## Task directions
Check each line below for the word "تیمچه" and give the number of lines that have it, nothing more.

## Records to use
'''

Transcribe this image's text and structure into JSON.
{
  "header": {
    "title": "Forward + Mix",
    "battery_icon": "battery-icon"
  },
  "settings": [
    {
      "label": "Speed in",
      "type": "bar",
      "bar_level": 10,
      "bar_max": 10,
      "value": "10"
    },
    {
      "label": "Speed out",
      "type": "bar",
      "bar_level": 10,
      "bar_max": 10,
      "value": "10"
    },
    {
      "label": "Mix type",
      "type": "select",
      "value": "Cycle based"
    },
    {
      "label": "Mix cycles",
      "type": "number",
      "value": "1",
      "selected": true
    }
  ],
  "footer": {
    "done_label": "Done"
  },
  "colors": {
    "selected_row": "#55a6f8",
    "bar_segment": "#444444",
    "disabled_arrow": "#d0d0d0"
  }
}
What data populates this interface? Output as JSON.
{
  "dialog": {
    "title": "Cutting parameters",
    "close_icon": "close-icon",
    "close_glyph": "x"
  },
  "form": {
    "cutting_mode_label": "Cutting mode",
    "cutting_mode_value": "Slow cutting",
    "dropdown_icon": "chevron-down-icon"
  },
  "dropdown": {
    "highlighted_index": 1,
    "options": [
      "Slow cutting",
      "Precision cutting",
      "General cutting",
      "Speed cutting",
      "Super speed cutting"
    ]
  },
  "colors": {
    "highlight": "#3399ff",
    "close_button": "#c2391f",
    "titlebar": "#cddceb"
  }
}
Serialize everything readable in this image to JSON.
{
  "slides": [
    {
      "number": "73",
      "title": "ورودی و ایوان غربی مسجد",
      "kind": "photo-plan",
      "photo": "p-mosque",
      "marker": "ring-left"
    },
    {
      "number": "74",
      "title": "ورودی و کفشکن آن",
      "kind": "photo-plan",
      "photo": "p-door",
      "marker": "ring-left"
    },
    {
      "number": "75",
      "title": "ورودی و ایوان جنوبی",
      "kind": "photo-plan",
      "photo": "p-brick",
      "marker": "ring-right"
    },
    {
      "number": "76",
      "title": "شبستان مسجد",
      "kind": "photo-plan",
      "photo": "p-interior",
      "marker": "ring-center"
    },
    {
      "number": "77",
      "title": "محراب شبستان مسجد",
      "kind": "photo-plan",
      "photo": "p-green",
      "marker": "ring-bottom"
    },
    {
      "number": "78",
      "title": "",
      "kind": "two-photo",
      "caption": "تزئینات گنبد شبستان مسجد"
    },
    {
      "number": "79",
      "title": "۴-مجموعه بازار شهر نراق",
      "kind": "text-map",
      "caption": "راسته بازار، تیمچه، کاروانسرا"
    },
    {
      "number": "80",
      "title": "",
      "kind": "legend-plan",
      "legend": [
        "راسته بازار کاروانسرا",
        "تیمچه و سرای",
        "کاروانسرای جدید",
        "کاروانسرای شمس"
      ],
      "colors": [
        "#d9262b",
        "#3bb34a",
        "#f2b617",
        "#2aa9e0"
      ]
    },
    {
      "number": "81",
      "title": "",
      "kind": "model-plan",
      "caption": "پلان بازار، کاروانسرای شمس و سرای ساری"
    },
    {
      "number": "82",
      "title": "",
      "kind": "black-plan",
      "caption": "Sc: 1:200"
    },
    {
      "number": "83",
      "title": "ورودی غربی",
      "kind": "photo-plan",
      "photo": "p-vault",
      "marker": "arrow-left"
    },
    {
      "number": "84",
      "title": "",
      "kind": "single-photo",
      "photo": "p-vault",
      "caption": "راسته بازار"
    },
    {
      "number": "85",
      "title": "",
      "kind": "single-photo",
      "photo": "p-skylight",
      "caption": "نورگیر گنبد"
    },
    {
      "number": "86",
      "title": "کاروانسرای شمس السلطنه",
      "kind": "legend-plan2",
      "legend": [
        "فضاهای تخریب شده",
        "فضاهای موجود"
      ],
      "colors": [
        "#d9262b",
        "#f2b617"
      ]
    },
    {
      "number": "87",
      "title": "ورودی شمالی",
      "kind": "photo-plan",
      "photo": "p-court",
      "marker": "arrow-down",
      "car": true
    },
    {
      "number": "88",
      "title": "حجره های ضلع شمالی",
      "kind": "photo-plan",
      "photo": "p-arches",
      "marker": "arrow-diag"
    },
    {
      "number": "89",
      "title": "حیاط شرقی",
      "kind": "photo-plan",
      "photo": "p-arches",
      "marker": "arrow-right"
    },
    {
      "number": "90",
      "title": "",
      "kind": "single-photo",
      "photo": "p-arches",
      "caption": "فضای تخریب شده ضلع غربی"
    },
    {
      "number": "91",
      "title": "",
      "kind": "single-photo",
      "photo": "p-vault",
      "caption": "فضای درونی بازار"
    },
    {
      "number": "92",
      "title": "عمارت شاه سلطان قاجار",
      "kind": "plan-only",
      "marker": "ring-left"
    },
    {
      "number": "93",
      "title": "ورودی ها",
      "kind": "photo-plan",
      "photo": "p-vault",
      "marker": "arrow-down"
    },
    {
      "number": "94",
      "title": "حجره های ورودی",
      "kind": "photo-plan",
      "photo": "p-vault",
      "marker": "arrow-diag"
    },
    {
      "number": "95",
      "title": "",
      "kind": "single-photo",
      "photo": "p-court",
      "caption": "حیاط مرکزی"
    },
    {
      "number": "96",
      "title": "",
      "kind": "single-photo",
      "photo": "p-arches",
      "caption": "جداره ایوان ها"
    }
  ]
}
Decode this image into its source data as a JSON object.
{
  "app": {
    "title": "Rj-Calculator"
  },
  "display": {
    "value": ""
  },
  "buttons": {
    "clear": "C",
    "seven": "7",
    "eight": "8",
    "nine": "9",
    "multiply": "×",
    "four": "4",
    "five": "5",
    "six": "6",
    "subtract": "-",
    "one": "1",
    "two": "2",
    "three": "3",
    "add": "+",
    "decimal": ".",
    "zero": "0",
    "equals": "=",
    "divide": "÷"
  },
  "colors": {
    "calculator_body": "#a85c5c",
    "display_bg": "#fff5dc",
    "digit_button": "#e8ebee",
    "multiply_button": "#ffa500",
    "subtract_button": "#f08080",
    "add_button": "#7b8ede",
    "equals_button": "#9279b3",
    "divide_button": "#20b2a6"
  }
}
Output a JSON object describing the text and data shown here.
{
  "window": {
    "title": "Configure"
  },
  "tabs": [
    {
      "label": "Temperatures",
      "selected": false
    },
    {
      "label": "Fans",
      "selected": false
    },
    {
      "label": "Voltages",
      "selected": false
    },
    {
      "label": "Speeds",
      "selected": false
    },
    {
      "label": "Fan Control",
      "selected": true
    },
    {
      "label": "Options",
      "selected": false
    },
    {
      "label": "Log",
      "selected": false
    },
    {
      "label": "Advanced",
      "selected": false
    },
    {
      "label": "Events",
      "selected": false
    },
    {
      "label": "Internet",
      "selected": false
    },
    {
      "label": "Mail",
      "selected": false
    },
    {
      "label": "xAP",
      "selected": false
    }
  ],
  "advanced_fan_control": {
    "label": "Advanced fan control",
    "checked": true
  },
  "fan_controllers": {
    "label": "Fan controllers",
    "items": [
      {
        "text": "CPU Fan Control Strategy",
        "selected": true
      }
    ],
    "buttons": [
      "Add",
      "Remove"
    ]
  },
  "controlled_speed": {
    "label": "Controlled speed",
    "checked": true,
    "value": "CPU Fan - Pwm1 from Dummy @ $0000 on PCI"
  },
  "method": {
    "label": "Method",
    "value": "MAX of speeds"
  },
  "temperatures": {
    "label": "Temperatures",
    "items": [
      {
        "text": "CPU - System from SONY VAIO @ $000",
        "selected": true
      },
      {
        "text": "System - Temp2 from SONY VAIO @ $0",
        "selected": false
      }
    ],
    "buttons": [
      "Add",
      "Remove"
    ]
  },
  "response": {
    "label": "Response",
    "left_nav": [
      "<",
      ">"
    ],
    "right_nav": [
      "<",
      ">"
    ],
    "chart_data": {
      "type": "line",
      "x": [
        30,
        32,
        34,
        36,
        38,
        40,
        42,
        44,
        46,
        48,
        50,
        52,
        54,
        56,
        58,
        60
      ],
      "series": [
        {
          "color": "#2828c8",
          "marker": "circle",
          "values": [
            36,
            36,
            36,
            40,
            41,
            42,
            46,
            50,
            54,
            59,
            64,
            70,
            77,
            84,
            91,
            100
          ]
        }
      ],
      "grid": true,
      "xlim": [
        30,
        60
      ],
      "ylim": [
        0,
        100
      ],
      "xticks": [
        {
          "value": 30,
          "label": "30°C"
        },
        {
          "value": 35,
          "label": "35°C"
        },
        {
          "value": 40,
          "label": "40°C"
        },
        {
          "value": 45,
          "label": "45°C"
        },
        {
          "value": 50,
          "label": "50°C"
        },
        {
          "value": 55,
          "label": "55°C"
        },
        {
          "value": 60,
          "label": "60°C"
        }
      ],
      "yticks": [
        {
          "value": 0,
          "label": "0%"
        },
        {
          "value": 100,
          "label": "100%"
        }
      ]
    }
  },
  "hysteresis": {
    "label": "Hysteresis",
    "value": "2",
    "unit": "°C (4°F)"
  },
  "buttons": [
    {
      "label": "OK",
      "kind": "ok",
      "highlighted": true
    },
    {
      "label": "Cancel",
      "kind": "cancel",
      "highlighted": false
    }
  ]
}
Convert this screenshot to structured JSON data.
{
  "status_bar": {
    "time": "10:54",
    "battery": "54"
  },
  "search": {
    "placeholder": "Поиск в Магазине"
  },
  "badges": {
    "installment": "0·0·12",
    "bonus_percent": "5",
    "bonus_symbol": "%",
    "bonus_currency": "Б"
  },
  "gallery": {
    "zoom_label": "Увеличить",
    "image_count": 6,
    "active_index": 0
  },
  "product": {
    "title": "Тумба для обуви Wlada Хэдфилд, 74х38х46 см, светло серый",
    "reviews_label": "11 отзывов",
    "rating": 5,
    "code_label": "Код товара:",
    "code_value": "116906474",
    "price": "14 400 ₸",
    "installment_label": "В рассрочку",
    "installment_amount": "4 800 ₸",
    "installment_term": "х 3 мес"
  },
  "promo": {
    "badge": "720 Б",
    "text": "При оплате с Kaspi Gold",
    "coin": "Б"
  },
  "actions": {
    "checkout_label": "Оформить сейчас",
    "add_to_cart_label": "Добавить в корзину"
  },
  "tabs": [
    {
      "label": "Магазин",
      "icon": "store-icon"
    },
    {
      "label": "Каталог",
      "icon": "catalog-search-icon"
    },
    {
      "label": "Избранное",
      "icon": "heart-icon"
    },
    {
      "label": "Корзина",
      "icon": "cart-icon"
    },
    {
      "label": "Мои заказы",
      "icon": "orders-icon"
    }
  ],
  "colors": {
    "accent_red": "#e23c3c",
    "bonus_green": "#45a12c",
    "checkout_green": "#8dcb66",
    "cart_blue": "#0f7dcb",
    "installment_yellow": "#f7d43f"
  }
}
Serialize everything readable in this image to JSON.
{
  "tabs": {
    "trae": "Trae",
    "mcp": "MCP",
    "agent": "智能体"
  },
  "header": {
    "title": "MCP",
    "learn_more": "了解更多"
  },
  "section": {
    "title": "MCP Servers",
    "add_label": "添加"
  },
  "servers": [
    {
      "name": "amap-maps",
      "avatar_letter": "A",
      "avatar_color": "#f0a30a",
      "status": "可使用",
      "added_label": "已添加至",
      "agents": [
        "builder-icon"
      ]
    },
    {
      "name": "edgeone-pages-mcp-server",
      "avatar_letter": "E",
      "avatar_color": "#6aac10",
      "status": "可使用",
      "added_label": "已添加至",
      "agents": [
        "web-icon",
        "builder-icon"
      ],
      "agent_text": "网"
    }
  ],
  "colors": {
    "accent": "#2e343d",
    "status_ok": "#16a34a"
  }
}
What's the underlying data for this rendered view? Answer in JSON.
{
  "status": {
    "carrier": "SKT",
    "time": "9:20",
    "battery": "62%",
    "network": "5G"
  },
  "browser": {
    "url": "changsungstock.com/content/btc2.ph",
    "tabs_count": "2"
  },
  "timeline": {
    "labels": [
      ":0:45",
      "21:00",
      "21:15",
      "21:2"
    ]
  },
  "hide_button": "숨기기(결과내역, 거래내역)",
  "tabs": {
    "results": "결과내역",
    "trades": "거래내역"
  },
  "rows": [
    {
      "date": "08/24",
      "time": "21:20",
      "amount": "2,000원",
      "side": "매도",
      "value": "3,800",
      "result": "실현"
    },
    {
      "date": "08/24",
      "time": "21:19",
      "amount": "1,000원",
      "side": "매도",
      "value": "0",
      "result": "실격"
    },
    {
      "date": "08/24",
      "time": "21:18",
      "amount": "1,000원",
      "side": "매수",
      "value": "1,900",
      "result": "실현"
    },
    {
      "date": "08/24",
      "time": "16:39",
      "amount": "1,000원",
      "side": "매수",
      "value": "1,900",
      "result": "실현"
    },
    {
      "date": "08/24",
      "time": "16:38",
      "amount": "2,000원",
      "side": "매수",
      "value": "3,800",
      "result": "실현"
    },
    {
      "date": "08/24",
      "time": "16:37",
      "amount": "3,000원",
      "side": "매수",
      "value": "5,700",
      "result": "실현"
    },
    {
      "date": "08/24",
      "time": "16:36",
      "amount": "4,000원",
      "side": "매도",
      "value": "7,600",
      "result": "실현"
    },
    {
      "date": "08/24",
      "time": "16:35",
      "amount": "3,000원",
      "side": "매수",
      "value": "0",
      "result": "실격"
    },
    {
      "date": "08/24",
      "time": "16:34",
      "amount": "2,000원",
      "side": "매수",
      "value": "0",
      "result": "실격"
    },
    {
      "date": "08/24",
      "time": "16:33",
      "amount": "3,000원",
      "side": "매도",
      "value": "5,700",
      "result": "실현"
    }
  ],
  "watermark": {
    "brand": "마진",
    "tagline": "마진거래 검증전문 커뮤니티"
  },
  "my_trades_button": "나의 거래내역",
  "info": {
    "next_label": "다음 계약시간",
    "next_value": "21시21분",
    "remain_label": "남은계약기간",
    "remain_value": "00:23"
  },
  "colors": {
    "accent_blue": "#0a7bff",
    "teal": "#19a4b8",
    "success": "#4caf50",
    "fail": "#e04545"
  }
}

'''

## Result of this task
2